EXERCISE INSTRUCTIONS
Return the records word for word. Any pictures in them are not part of the copy.

DATA SUPPLIED
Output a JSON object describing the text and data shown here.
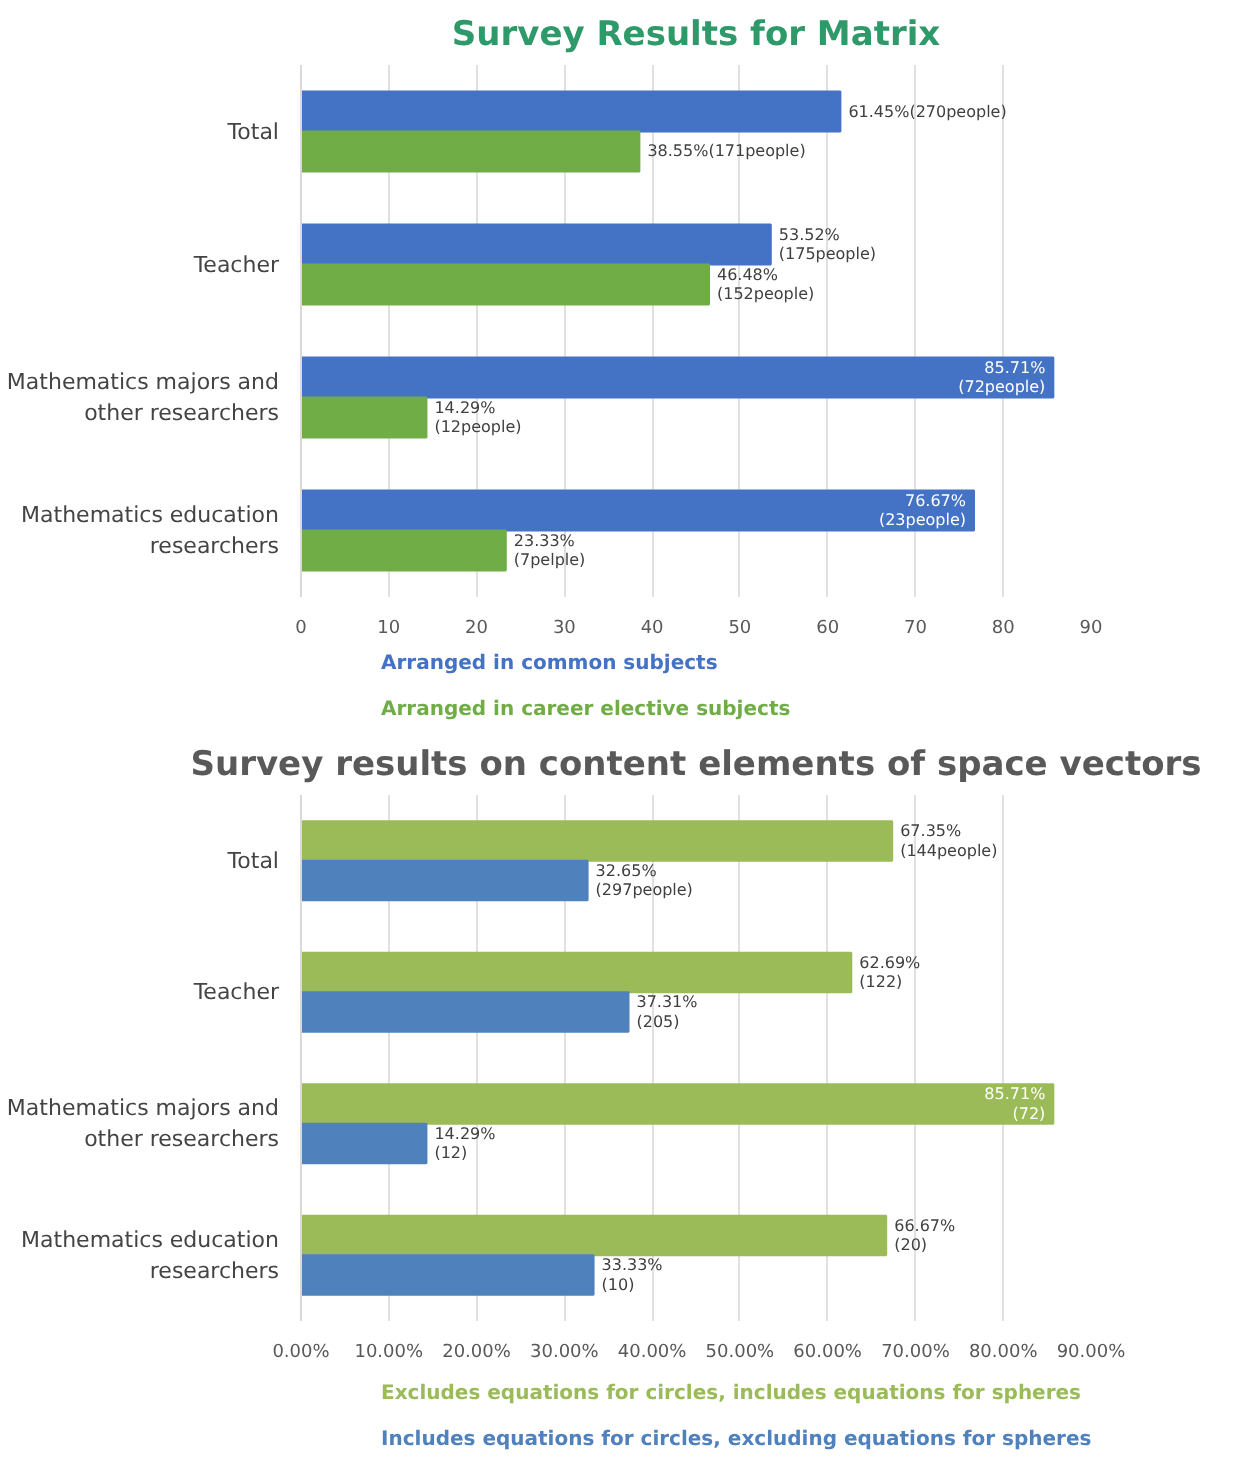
{
  "chart_data": [
    {
      "type": "bar",
      "orientation": "horizontal",
      "title": "Survey Results for Matrix",
      "categories": [
        "Total",
        "Teacher",
        "Mathematics majors and other researchers",
        "Mathematics education researchers"
      ],
      "series": [
        {
          "name": "Arranged in common subjects",
          "color": "#4472c4",
          "values": [
            61.45,
            53.52,
            85.71,
            76.67
          ],
          "value_labels": [
            "61.45%(270people)",
            "53.52%\n(175people)",
            "85.71%\n(72people)",
            "76.67%\n(23people)"
          ]
        },
        {
          "name": "Arranged in career elective subjects",
          "color": "#70ad47",
          "values": [
            38.55,
            46.48,
            14.29,
            23.33
          ],
          "value_labels": [
            "38.55%(171people)",
            "46.48%\n(152people)",
            "14.29%\n(12people)",
            "23.33%\n(7pelple)"
          ]
        }
      ],
      "xlim": [
        0,
        90
      ],
      "xticks": [
        0,
        10,
        20,
        30,
        40,
        50,
        60,
        70,
        80,
        90
      ],
      "grid": "x",
      "legend": "bottom"
    },
    {
      "type": "bar",
      "orientation": "horizontal",
      "title": "Survey results on content elements of space vectors",
      "categories": [
        "Total",
        "Teacher",
        "Mathematics majors and other researchers",
        "Mathematics education researchers"
      ],
      "series": [
        {
          "name": "Excludes equations for circles, includes equations for spheres",
          "color": "#9bbb59",
          "values": [
            67.35,
            62.69,
            85.71,
            66.67
          ],
          "value_labels": [
            "67.35%\n(144people)",
            "62.69%\n(122)",
            "85.71%\n(72)",
            "66.67%\n(20)"
          ]
        },
        {
          "name": "Includes equations for circles, excluding equations for spheres",
          "color": "#4f81bd",
          "values": [
            32.65,
            37.31,
            14.29,
            33.33
          ],
          "value_labels": [
            "32.65%\n(297people)",
            "37.31%\n(205)",
            "14.29%\n(12)",
            "33.33%\n(10)"
          ]
        }
      ],
      "xlim": [
        0,
        90
      ],
      "xticks": [
        {
          "value": 0,
          "label": "0.00%"
        },
        {
          "value": 10,
          "label": "10.00%"
        },
        {
          "value": 20,
          "label": "20.00%"
        },
        {
          "value": 30,
          "label": "30.00%"
        },
        {
          "value": 40,
          "label": "40.00%"
        },
        {
          "value": 50,
          "label": "50.00%"
        },
        {
          "value": 60,
          "label": "60.00%"
        },
        {
          "value": 70,
          "label": "70.00%"
        },
        {
          "value": 80,
          "label": "80.00%"
        },
        {
          "value": 90,
          "label": "90.00%"
        }
      ],
      "grid": "x",
      "legend": "bottom"
    }
  ]
}
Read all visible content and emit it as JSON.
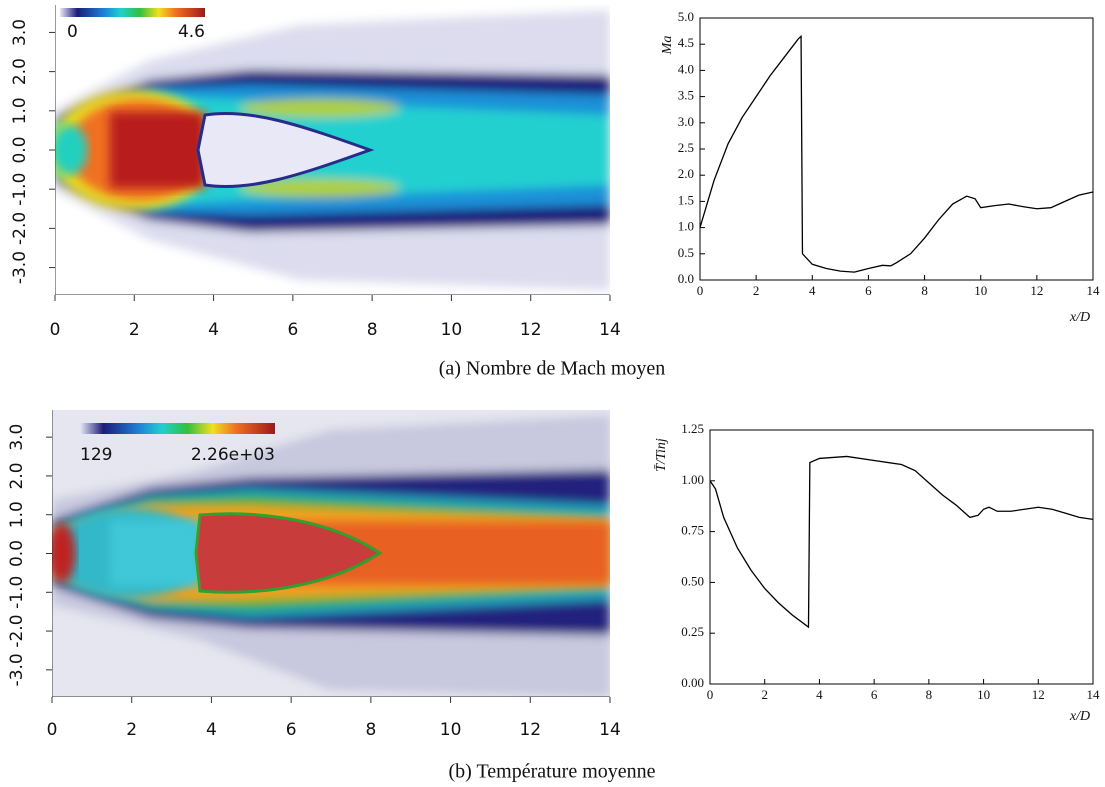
{
  "chart_data": [
    {
      "type": "contour",
      "xlim": [
        0,
        14
      ],
      "ylim": [
        -3.7,
        3.7
      ],
      "xticks": [
        0,
        2,
        4,
        6,
        8,
        10,
        12,
        14
      ],
      "yticks": [
        {
          "value": -3.0,
          "label": "-3.0"
        },
        {
          "value": -2.0,
          "label": "-2.0"
        },
        {
          "value": -1.0,
          "label": "-1.0"
        },
        {
          "value": 0,
          "label": "0.0"
        },
        {
          "value": 1.0,
          "label": "1.0"
        },
        {
          "value": 2.0,
          "label": "2.0"
        },
        {
          "value": 3.0,
          "label": "3.0"
        }
      ],
      "colorbar_ticks": [
        0,
        4.6
      ]
    },
    {
      "type": "line",
      "ylabel": "Ma",
      "xlabel": "x/D",
      "color": "#000000",
      "xlim": [
        0,
        14
      ],
      "ylim": [
        0,
        5
      ],
      "xticks": [
        0,
        2,
        4,
        6,
        8,
        10,
        12,
        14
      ],
      "yticks": [
        {
          "value": 0,
          "label": "0.0"
        },
        0.5,
        {
          "value": 1,
          "label": "1.0"
        },
        1.5,
        {
          "value": 2,
          "label": "2.0"
        },
        2.5,
        {
          "value": 3,
          "label": "3.0"
        },
        3.5,
        {
          "value": 4,
          "label": "4.0"
        },
        4.5,
        {
          "value": 5,
          "label": "5.0"
        }
      ],
      "x": [
        0,
        0.5,
        1,
        1.5,
        2,
        2.5,
        3,
        3.5,
        3.6,
        3.65,
        4,
        4.5,
        5,
        5.5,
        6,
        6.5,
        6.8,
        7,
        7.5,
        8,
        8.5,
        9,
        9.5,
        9.8,
        10,
        10.5,
        11,
        11.5,
        12,
        12.5,
        13,
        13.5,
        14
      ],
      "values": [
        1.0,
        1.9,
        2.6,
        3.1,
        3.5,
        3.9,
        4.25,
        4.6,
        4.65,
        0.5,
        0.3,
        0.22,
        0.17,
        0.15,
        0.22,
        0.28,
        0.27,
        0.33,
        0.5,
        0.8,
        1.15,
        1.45,
        1.6,
        1.55,
        1.38,
        1.42,
        1.45,
        1.4,
        1.36,
        1.38,
        1.5,
        1.62,
        1.68
      ]
    },
    {
      "type": "contour",
      "xlim": [
        0,
        14
      ],
      "ylim": [
        -3.7,
        3.7
      ],
      "xticks": [
        0,
        2,
        4,
        6,
        8,
        10,
        12,
        14
      ],
      "yticks": [
        {
          "value": -3.0,
          "label": "-3.0"
        },
        {
          "value": -2.0,
          "label": "-2.0"
        },
        {
          "value": -1.0,
          "label": "-1.0"
        },
        {
          "value": 0,
          "label": "0.0"
        },
        {
          "value": 1.0,
          "label": "1.0"
        },
        {
          "value": 2.0,
          "label": "2.0"
        },
        {
          "value": 3.0,
          "label": "3.0"
        }
      ],
      "colorbar_ticks": [
        129,
        {
          "value": 2260,
          "label": "2.26e+03"
        }
      ]
    },
    {
      "type": "line",
      "ylabel": "T̄/Tinj",
      "xlabel": "x/D",
      "color": "#000000",
      "xlim": [
        0,
        14
      ],
      "ylim": [
        0,
        1.25
      ],
      "xticks": [
        0,
        2,
        4,
        6,
        8,
        10,
        12,
        14
      ],
      "yticks": [
        {
          "value": 0,
          "label": "0.00"
        },
        0.25,
        {
          "value": 0.5,
          "label": "0.50"
        },
        0.75,
        {
          "value": 1,
          "label": "1.00"
        },
        1.25
      ],
      "x": [
        0,
        0.2,
        0.5,
        1,
        1.5,
        2,
        2.5,
        3,
        3.5,
        3.6,
        3.65,
        4,
        5,
        6,
        7,
        7.5,
        8,
        8.5,
        9,
        9.5,
        9.8,
        10,
        10.2,
        10.5,
        11,
        12,
        12.5,
        13,
        13.5,
        14
      ],
      "values": [
        1.0,
        0.96,
        0.82,
        0.67,
        0.56,
        0.47,
        0.4,
        0.34,
        0.29,
        0.28,
        1.09,
        1.11,
        1.12,
        1.1,
        1.08,
        1.05,
        0.99,
        0.93,
        0.88,
        0.82,
        0.83,
        0.86,
        0.87,
        0.85,
        0.85,
        0.87,
        0.86,
        0.84,
        0.82,
        0.81
      ]
    }
  ],
  "captions": [
    "(a) Nombre de Mach moyen",
    "(b) Température moyenne"
  ]
}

OUTPUT OF THE EXERCISE
Output a JSON object describing the text and data shown here.
{
  "chart_data": [
    {
      "type": "bar",
      "orientation": "horizontal",
      "title": "Survey Results for Matrix",
      "categories": [
        "Total",
        "Teacher",
        "Mathematics majors and other researchers",
        "Mathematics education researchers"
      ],
      "series": [
        {
          "name": "Arranged in common subjects",
          "color": "#4472c4",
          "values": [
            61.45,
            53.52,
            85.71,
            76.67
          ],
          "value_labels": [
            "61.45%(270people)",
            "53.52%\n(175people)",
            "85.71%\n(72people)",
            "76.67%\n(23people)"
          ]
        },
        {
          "name": "Arranged in career elective subjects",
          "color": "#70ad47",
          "values": [
            38.55,
            46.48,
            14.29,
            23.33
          ],
          "value_labels": [
            "38.55%(171people)",
            "46.48%\n(152people)",
            "14.29%\n(12people)",
            "23.33%\n(7pelple)"
          ]
        }
      ],
      "xlim": [
        0,
        90
      ],
      "xticks": [
        0,
        10,
        20,
        30,
        40,
        50,
        60,
        70,
        80,
        90
      ],
      "grid": "x",
      "legend": "bottom"
    },
    {
      "type": "bar",
      "orientation": "horizontal",
      "title": "Survey results on content elements of space vectors",
      "categories": [
        "Total",
        "Teacher",
        "Mathematics majors and other researchers",
        "Mathematics education researchers"
      ],
      "series": [
        {
          "name": "Excludes equations for circles, includes equations for spheres",
          "color": "#9bbb59",
          "values": [
            67.35,
            62.69,
            85.71,
            66.67
          ],
          "value_labels": [
            "67.35%\n(144people)",
            "62.69%\n(122)",
            "85.71%\n(72)",
            "66.67%\n(20)"
          ]
        },
        {
          "name": "Includes equations for circles, excluding equations for spheres",
          "color": "#4f81bd",
          "values": [
            32.65,
            37.31,
            14.29,
            33.33
          ],
          "value_labels": [
            "32.65%\n(297people)",
            "37.31%\n(205)",
            "14.29%\n(12)",
            "33.33%\n(10)"
          ]
        }
      ],
      "xlim": [
        0,
        90
      ],
      "xticks": [
        {
          "value": 0,
          "label": "0.00%"
        },
        {
          "value": 10,
          "label": "10.00%"
        },
        {
          "value": 20,
          "label": "20.00%"
        },
        {
          "value": 30,
          "label": "30.00%"
        },
        {
          "value": 40,
          "label": "40.00%"
        },
        {
          "value": 50,
          "label": "50.00%"
        },
        {
          "value": 60,
          "label": "60.00%"
        },
        {
          "value": 70,
          "label": "70.00%"
        },
        {
          "value": 80,
          "label": "80.00%"
        },
        {
          "value": 90,
          "label": "90.00%"
        }
      ],
      "grid": "x",
      "legend": "bottom"
    }
  ]
}
Read all visible content and emit it as JSON.
{
  "chart_data": [
    {
      "type": "contour",
      "xlim": [
        0,
        14
      ],
      "ylim": [
        -3.7,
        3.7
      ],
      "xticks": [
        0,
        2,
        4,
        6,
        8,
        10,
        12,
        14
      ],
      "yticks": [
        {
          "value": -3.0,
          "label": "-3.0"
        },
        {
          "value": -2.0,
          "label": "-2.0"
        },
        {
          "value": -1.0,
          "label": "-1.0"
        },
        {
          "value": 0,
          "label": "0.0"
        },
        {
          "value": 1.0,
          "label": "1.0"
        },
        {
          "value": 2.0,
          "label": "2.0"
        },
        {
          "value": 3.0,
          "label": "3.0"
        }
      ],
      "colorbar_ticks": [
        0,
        4.6
      ]
    },
    {
      "type": "line",
      "ylabel": "Ma",
      "xlabel": "x/D",
      "color": "#000000",
      "xlim": [
        0,
        14
      ],
      "ylim": [
        0,
        5
      ],
      "xticks": [
        0,
        2,
        4,
        6,
        8,
        10,
        12,
        14
      ],
      "yticks": [
        {
          "value": 0,
          "label": "0.0"
        },
        0.5,
        {
          "value": 1,
          "label": "1.0"
        },
        1.5,
        {
          "value": 2,
          "label": "2.0"
        },
        2.5,
        {
          "value": 3,
          "label": "3.0"
        },
        3.5,
        {
          "value": 4,
          "label": "4.0"
        },
        4.5,
        {
          "value": 5,
          "label": "5.0"
        }
      ],
      "x": [
        0,
        0.5,
        1,
        1.5,
        2,
        2.5,
        3,
        3.5,
        3.6,
        3.65,
        4,
        4.5,
        5,
        5.5,
        6,
        6.5,
        6.8,
        7,
        7.5,
        8,
        8.5,
        9,
        9.5,
        9.8,
        10,
        10.5,
        11,
        11.5,
        12,
        12.5,
        13,
        13.5,
        14
      ],
      "values": [
        1.0,
        1.9,
        2.6,
        3.1,
        3.5,
        3.9,
        4.25,
        4.6,
        4.65,
        0.5,
        0.3,
        0.22,
        0.17,
        0.15,
        0.22,
        0.28,
        0.27,
        0.33,
        0.5,
        0.8,
        1.15,
        1.45,
        1.6,
        1.55,
        1.38,
        1.42,
        1.45,
        1.4,
        1.36,
        1.38,
        1.5,
        1.62,
        1.68
      ]
    },
    {
      "type": "contour",
      "xlim": [
        0,
        14
      ],
      "ylim": [
        -3.7,
        3.7
      ],
      "xticks": [
        0,
        2,
        4,
        6,
        8,
        10,
        12,
        14
      ],
      "yticks": [
        {
          "value": -3.0,
          "label": "-3.0"
        },
        {
          "value": -2.0,
          "label": "-2.0"
        },
        {
          "value": -1.0,
          "label": "-1.0"
        },
        {
          "value": 0,
          "label": "0.0"
        },
        {
          "value": 1.0,
          "label": "1.0"
        },
        {
          "value": 2.0,
          "label": "2.0"
        },
        {
          "value": 3.0,
          "label": "3.0"
        }
      ],
      "colorbar_ticks": [
        129,
        {
          "value": 2260,
          "label": "2.26e+03"
        }
      ]
    },
    {
      "type": "line",
      "ylabel": "T̄/Tinj",
      "xlabel": "x/D",
      "color": "#000000",
      "xlim": [
        0,
        14
      ],
      "ylim": [
        0,
        1.25
      ],
      "xticks": [
        0,
        2,
        4,
        6,
        8,
        10,
        12,
        14
      ],
      "yticks": [
        {
          "value": 0,
          "label": "0.00"
        },
        0.25,
        {
          "value": 0.5,
          "label": "0.50"
        },
        0.75,
        {
          "value": 1,
          "label": "1.00"
        },
        1.25
      ],
      "x": [
        0,
        0.2,
        0.5,
        1,
        1.5,
        2,
        2.5,
        3,
        3.5,
        3.6,
        3.65,
        4,
        5,
        6,
        7,
        7.5,
        8,
        8.5,
        9,
        9.5,
        9.8,
        10,
        10.2,
        10.5,
        11,
        12,
        12.5,
        13,
        13.5,
        14
      ],
      "values": [
        1.0,
        0.96,
        0.82,
        0.67,
        0.56,
        0.47,
        0.4,
        0.34,
        0.29,
        0.28,
        1.09,
        1.11,
        1.12,
        1.1,
        1.08,
        1.05,
        0.99,
        0.93,
        0.88,
        0.82,
        0.83,
        0.86,
        0.87,
        0.85,
        0.85,
        0.87,
        0.86,
        0.84,
        0.82,
        0.81
      ]
    }
  ],
  "captions": [
    "(a) Nombre de Mach moyen",
    "(b) Température moyenne"
  ]
}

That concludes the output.